## RECORD EXTRACTS
>> Start

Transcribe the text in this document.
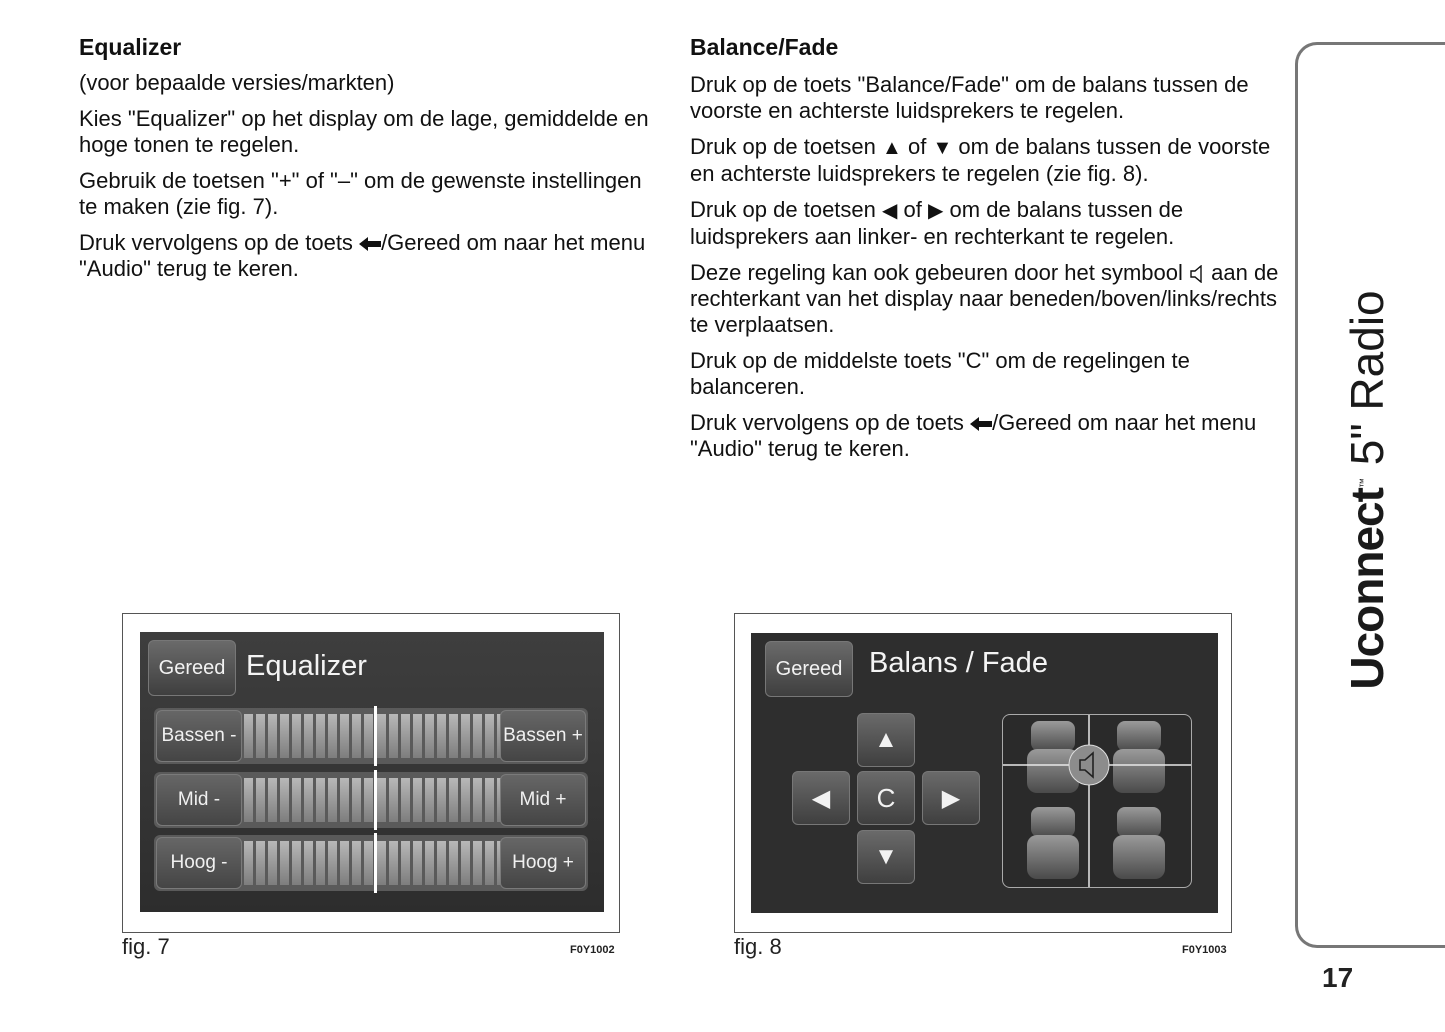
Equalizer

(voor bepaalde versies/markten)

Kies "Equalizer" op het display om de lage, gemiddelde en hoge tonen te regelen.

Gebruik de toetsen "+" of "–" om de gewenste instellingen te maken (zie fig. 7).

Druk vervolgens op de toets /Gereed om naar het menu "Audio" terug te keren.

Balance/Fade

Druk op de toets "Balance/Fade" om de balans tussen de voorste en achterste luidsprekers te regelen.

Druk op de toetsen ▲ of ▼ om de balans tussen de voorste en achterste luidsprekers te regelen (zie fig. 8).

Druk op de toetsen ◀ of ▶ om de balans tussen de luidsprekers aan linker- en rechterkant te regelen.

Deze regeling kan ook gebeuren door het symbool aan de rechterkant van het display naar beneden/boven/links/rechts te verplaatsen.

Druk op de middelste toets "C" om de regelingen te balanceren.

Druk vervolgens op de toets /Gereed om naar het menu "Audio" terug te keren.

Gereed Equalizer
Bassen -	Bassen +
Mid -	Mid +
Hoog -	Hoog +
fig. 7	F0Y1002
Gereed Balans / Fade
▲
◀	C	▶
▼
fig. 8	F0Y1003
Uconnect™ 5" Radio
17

>> End
>> Start

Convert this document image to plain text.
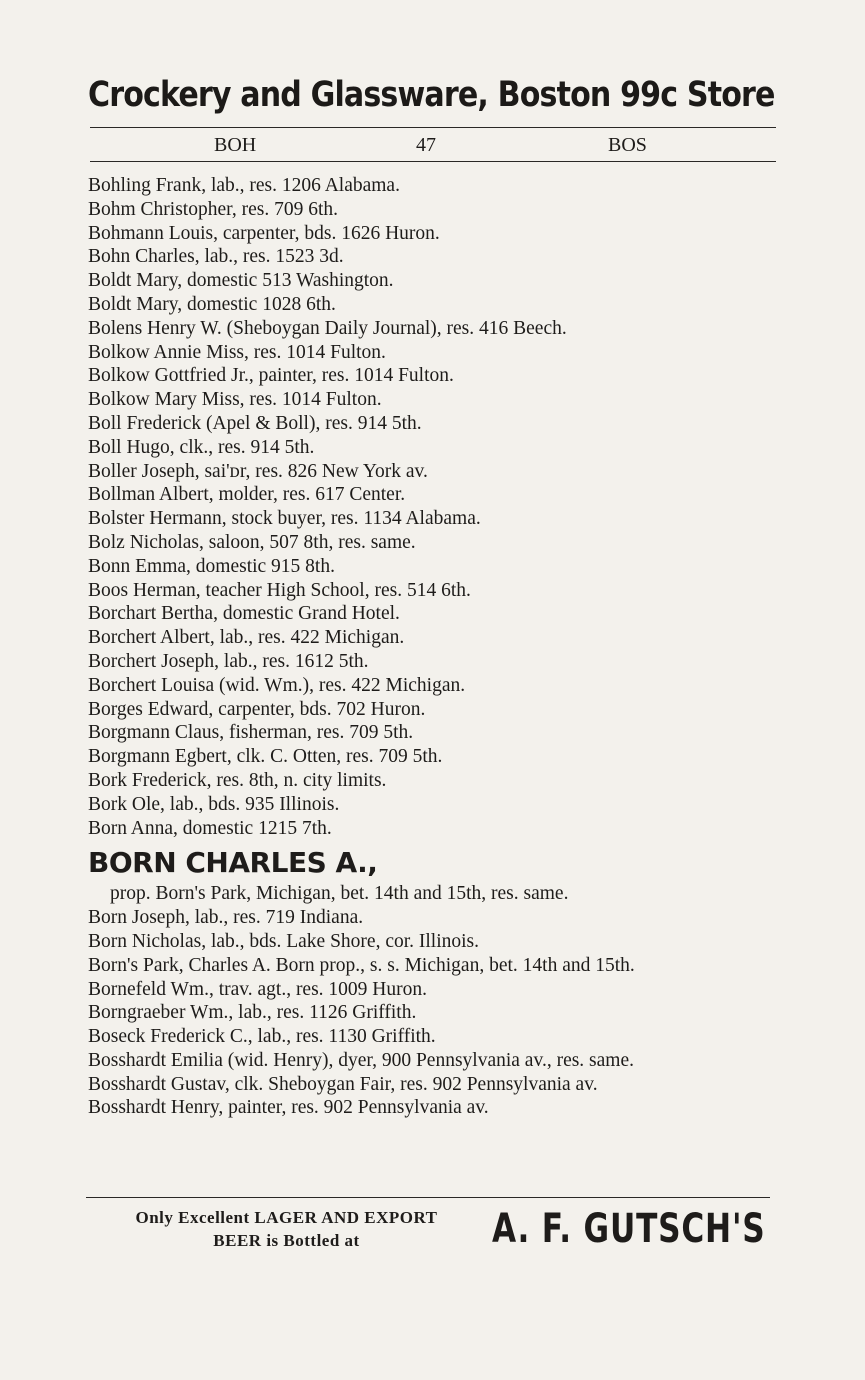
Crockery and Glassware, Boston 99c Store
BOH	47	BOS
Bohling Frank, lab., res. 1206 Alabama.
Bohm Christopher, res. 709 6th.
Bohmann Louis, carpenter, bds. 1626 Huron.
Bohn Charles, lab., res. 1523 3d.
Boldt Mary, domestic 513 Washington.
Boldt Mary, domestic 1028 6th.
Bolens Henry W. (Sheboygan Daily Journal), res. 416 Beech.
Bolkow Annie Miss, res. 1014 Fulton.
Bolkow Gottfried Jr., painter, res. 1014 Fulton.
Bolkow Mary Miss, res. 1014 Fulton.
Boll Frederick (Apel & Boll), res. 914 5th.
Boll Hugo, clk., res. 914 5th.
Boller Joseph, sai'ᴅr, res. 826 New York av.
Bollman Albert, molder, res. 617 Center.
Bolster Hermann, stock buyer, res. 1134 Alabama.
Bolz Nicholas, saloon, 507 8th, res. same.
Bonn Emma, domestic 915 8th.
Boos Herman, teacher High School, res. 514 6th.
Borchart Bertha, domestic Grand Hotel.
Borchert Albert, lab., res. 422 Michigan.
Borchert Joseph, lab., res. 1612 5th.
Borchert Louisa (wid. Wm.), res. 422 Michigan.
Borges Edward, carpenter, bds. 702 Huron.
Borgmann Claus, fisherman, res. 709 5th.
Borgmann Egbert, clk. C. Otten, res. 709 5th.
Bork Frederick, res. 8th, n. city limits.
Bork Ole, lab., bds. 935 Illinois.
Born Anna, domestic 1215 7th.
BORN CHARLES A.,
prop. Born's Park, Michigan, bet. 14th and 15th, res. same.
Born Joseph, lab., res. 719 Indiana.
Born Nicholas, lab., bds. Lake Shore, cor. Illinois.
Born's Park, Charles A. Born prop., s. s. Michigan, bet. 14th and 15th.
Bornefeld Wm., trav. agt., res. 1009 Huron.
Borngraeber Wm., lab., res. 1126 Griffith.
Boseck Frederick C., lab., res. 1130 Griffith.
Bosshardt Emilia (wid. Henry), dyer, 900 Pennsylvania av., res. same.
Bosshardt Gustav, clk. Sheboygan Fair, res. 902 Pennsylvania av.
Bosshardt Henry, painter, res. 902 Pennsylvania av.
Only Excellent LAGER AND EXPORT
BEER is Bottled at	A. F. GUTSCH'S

>> End
>> Start

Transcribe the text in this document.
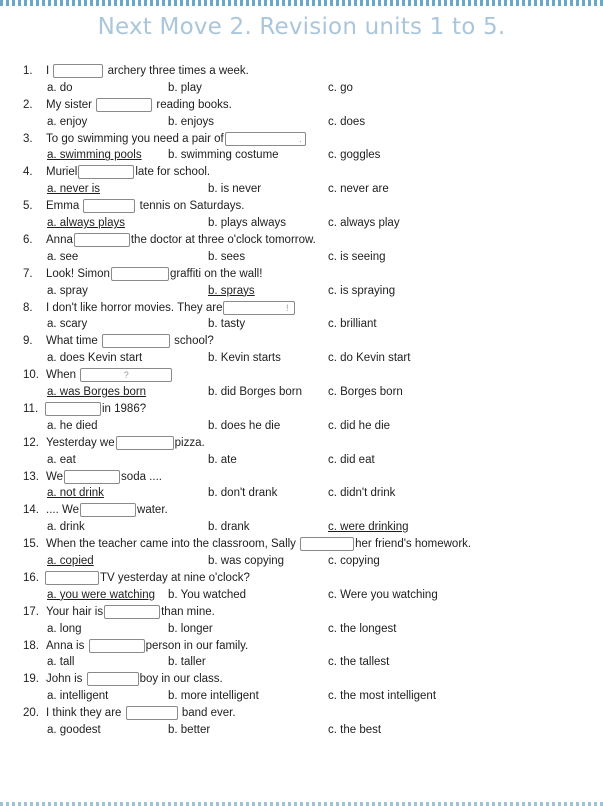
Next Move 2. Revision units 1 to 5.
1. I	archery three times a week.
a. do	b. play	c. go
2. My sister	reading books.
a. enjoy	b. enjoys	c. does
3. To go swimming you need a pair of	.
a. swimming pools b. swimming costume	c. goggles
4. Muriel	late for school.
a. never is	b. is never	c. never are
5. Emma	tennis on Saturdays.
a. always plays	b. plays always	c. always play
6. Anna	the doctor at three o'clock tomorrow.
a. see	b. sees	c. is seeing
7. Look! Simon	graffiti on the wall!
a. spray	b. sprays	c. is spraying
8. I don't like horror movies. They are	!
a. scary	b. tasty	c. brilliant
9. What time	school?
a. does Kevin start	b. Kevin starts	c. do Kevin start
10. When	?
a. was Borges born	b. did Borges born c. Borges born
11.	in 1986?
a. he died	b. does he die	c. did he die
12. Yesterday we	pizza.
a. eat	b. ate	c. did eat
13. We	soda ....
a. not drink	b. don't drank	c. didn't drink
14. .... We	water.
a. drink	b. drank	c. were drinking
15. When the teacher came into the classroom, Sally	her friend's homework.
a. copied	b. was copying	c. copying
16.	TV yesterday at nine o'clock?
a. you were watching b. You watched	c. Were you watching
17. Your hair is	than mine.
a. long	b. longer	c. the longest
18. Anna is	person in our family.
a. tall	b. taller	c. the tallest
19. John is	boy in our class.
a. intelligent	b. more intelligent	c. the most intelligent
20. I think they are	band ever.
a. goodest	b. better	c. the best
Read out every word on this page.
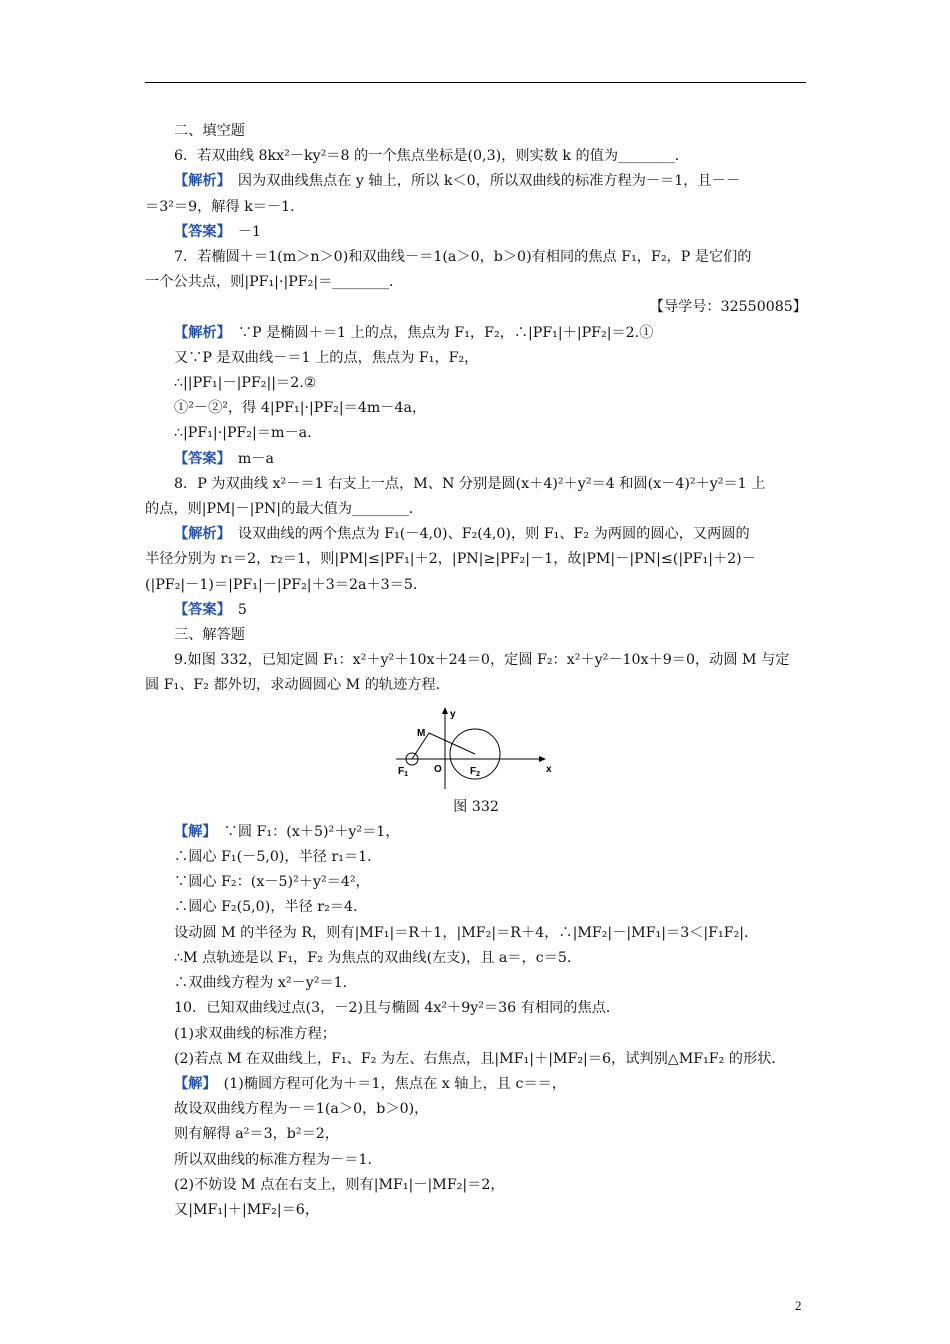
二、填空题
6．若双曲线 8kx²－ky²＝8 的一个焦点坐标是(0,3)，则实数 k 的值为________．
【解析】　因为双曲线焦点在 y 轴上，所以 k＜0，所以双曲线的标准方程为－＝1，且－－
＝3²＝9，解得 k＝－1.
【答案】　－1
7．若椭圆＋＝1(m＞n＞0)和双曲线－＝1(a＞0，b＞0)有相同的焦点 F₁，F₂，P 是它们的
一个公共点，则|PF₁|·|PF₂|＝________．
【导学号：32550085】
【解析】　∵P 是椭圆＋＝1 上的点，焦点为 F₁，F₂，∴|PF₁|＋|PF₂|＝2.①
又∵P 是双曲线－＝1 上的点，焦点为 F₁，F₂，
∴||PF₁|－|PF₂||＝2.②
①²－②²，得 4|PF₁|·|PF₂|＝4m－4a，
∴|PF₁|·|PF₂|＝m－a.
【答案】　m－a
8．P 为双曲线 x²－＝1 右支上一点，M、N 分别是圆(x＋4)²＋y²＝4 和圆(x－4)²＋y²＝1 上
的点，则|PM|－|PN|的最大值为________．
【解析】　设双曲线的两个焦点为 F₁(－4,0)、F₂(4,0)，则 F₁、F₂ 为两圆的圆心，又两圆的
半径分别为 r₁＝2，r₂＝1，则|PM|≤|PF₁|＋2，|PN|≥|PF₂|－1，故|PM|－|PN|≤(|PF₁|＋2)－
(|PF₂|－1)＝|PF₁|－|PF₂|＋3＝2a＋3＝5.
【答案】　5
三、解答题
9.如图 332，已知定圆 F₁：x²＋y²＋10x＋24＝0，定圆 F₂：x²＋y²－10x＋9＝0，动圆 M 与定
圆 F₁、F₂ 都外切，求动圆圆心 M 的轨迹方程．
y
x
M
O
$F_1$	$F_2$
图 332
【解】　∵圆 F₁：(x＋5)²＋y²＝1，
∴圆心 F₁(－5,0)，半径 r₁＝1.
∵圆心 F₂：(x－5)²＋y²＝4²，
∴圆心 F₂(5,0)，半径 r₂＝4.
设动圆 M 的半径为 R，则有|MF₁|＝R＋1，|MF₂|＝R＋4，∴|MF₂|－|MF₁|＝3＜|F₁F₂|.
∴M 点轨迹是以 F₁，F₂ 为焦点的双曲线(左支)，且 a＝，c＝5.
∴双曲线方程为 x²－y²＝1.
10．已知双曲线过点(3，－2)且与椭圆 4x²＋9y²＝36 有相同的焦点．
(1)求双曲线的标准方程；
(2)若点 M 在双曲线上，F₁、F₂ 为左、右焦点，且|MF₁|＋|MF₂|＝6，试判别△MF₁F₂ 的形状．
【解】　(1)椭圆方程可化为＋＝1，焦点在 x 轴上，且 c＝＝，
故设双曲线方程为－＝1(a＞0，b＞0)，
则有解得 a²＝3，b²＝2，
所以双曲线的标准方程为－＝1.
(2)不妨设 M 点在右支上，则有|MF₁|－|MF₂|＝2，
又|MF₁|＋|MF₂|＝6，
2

>> End

## WHAT IS REQUIRED
Gather each line that holds "Druk".

## COMPLETED TASK
Druk vervolgens op de toets /Gereed om naar het menu "Audio" terug te keren.
Druk op de toets "Balance/Fade" om de balans tussen de voorste en achterste luidsprekers te regelen.
Druk op de toetsen ▲ of ▼ om de balans tussen de voorste en achterste luidsprekers te regelen (zie fig. 8).
Druk op de toetsen ◀ of ▶ om de balans tussen de luidsprekers aan linker- en rechterkant te regelen.
Druk op de middelste toets "C" om de regelingen te balanceren.
Druk vervolgens op de toets /Gereed om naar het menu "Audio" terug te keren.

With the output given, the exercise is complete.